■ Problem ■
Repeat each entry in full, exactly.
>>>>>
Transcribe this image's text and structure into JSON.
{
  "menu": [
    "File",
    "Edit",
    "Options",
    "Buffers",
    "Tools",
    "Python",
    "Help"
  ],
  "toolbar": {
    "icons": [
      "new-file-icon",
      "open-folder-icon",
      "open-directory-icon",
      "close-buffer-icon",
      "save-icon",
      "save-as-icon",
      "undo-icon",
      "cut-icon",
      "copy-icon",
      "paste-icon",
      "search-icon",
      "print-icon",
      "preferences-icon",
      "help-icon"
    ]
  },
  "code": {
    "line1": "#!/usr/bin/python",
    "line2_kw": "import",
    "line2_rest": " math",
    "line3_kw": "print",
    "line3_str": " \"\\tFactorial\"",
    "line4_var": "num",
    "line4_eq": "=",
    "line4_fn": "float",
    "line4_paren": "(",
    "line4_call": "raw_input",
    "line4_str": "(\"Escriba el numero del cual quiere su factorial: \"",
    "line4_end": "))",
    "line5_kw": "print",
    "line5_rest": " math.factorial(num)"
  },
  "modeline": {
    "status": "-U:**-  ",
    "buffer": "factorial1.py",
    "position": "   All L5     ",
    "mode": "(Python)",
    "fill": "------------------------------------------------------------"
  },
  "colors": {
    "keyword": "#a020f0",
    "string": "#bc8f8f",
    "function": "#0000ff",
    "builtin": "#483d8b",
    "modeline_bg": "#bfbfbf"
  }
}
<<<<<
■ Completed exercise ■
Transcribe this image's text and structure into JSON.
{
  "menu": [
    "File",
    "Edit",
    "Options",
    "Buffers",
    "Tools",
    "Python",
    "Help"
  ],
  "toolbar": {
    "icons": [
      "new-file-icon",
      "open-folder-icon",
      "open-directory-icon",
      "close-buffer-icon",
      "save-icon",
      "save-as-icon",
      "undo-icon",
      "cut-icon",
      "copy-icon",
      "paste-icon",
      "search-icon",
      "print-icon",
      "preferences-icon",
      "help-icon"
    ]
  },
  "code": {
    "line1": "#!/usr/bin/python",
    "line2_kw": "import",
    "line2_rest": " math",
    "line3_kw": "print",
    "line3_str": " \"\\tFactorial\"",
    "line4_var": "num",
    "line4_eq": "=",
    "line4_fn": "float",
    "line4_paren": "(",
    "line4_call": "raw_input",
    "line4_str": "(\"Escriba el numero del cual quiere su factorial: \"",
    "line4_end": "))",
    "line5_kw": "print",
    "line5_rest": " math.factorial(num)"
  },
  "modeline": {
    "status": "-U:**-  ",
    "buffer": "factorial1.py",
    "position": "   All L5     ",
    "mode": "(Python)",
    "fill": "------------------------------------------------------------"
  },
  "colors": {
    "keyword": "#a020f0",
    "string": "#bc8f8f",
    "function": "#0000ff",
    "builtin": "#483d8b",
    "modeline_bg": "#bfbfbf"
  }
}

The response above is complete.